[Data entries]
* * * *
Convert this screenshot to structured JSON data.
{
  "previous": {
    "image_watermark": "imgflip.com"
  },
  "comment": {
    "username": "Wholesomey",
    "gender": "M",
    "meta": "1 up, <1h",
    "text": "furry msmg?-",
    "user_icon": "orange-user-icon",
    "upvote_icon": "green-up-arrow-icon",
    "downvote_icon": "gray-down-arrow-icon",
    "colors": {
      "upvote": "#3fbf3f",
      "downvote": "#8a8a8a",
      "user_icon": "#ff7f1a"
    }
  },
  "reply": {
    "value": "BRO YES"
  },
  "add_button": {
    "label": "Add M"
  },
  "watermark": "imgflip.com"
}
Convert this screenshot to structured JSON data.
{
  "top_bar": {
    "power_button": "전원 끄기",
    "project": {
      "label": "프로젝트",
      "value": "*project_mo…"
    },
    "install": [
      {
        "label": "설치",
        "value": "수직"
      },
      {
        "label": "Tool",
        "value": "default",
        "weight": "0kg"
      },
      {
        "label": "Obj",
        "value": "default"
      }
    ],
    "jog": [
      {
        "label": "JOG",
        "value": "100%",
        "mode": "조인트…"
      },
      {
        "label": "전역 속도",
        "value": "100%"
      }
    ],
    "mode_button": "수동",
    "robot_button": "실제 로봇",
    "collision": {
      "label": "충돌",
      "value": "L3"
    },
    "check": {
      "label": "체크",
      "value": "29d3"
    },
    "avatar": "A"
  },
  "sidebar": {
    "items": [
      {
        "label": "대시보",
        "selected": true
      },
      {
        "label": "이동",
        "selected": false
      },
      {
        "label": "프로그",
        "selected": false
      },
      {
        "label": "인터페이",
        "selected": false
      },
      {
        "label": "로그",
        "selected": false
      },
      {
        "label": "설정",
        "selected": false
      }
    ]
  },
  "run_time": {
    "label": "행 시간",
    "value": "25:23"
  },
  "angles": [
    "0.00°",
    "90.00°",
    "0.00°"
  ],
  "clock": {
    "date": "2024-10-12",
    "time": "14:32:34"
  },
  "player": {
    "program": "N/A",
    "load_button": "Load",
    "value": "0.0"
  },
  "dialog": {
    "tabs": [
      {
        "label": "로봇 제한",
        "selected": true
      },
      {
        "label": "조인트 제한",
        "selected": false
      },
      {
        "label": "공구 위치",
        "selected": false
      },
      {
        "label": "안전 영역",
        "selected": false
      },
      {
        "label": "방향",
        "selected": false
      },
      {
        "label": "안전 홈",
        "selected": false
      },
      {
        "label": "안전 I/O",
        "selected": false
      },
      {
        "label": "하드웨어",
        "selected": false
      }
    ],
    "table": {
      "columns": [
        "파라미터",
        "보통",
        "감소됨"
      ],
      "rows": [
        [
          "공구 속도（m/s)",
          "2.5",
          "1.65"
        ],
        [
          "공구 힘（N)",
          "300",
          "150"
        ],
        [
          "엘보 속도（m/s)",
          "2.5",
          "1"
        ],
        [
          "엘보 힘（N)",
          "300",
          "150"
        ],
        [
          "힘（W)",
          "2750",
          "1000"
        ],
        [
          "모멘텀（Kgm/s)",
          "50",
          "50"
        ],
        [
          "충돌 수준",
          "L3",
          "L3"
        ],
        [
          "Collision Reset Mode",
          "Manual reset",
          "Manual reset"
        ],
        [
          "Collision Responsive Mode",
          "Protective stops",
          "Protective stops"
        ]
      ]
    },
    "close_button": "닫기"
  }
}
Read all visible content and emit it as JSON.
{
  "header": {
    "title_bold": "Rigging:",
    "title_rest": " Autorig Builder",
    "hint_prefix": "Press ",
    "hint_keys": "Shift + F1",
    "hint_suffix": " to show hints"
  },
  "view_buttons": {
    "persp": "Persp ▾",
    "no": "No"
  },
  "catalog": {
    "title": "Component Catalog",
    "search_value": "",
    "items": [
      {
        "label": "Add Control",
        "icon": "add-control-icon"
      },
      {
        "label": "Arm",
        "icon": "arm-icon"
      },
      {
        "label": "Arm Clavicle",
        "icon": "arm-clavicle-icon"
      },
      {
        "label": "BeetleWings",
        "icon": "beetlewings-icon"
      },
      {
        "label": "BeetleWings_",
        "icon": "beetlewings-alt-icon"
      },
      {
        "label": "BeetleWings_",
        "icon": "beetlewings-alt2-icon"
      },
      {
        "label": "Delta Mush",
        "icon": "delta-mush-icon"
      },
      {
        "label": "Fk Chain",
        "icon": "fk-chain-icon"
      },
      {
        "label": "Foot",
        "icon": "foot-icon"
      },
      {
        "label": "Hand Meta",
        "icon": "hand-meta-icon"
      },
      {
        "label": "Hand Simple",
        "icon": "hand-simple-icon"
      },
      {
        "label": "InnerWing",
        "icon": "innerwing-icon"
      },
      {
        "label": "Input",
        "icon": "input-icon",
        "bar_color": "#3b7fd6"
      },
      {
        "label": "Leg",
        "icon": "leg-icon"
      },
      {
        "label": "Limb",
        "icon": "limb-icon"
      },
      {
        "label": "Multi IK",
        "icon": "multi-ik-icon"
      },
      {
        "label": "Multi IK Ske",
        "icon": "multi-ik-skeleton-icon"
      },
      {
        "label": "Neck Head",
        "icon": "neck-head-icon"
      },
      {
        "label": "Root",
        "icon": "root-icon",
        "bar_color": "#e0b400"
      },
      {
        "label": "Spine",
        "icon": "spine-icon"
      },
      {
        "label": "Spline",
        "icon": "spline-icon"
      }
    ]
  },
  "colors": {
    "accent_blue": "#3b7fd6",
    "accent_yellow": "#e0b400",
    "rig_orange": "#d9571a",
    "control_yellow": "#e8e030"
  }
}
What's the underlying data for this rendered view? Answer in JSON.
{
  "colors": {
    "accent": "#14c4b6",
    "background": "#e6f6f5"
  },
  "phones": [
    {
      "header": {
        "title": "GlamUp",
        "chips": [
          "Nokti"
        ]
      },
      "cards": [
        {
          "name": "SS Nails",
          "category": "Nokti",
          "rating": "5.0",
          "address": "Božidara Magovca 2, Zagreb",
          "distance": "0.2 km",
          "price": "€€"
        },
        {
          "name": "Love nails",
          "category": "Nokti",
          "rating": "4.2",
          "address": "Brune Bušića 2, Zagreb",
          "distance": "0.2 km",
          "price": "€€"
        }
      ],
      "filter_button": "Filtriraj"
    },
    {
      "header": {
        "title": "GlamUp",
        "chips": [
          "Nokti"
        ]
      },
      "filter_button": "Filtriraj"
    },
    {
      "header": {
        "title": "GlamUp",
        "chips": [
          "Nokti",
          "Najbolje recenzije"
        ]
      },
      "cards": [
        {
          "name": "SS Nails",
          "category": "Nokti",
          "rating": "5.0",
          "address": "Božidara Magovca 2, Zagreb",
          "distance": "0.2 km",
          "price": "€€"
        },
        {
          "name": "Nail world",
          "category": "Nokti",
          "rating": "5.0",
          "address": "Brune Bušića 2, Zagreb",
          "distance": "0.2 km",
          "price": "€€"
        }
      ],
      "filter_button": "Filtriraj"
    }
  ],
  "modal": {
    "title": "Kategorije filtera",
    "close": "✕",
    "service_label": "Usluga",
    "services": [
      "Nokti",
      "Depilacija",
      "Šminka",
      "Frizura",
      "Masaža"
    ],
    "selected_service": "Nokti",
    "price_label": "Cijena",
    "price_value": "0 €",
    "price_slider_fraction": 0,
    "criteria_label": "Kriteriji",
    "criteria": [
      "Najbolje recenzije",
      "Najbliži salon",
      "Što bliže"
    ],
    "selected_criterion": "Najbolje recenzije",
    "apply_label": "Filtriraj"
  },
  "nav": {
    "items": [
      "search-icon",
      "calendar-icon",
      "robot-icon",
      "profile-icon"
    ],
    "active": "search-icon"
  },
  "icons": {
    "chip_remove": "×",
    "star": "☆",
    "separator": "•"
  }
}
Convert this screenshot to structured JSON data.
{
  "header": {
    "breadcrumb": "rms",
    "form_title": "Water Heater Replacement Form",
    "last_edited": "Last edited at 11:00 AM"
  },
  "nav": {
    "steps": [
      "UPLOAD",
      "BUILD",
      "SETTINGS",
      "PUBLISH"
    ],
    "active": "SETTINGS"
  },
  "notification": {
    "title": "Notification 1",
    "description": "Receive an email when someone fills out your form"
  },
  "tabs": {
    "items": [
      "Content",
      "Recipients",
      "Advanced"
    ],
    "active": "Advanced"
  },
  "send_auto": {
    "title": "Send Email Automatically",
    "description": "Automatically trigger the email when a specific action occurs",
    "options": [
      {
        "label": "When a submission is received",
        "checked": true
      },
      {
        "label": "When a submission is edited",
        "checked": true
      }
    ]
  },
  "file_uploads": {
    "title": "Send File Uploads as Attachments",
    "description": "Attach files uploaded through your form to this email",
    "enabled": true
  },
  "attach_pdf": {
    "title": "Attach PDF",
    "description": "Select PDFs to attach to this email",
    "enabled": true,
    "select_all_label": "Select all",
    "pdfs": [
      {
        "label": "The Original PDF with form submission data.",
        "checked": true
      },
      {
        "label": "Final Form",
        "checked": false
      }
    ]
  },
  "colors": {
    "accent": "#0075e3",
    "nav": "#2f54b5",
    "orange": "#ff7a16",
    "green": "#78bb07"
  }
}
* * * *
__Task to carry out__. Read the data above and pull out each line that holds the string "active".

__Final result__.
    "active": "search-icon"
    "active": "SETTINGS"
    "active": "Advanced"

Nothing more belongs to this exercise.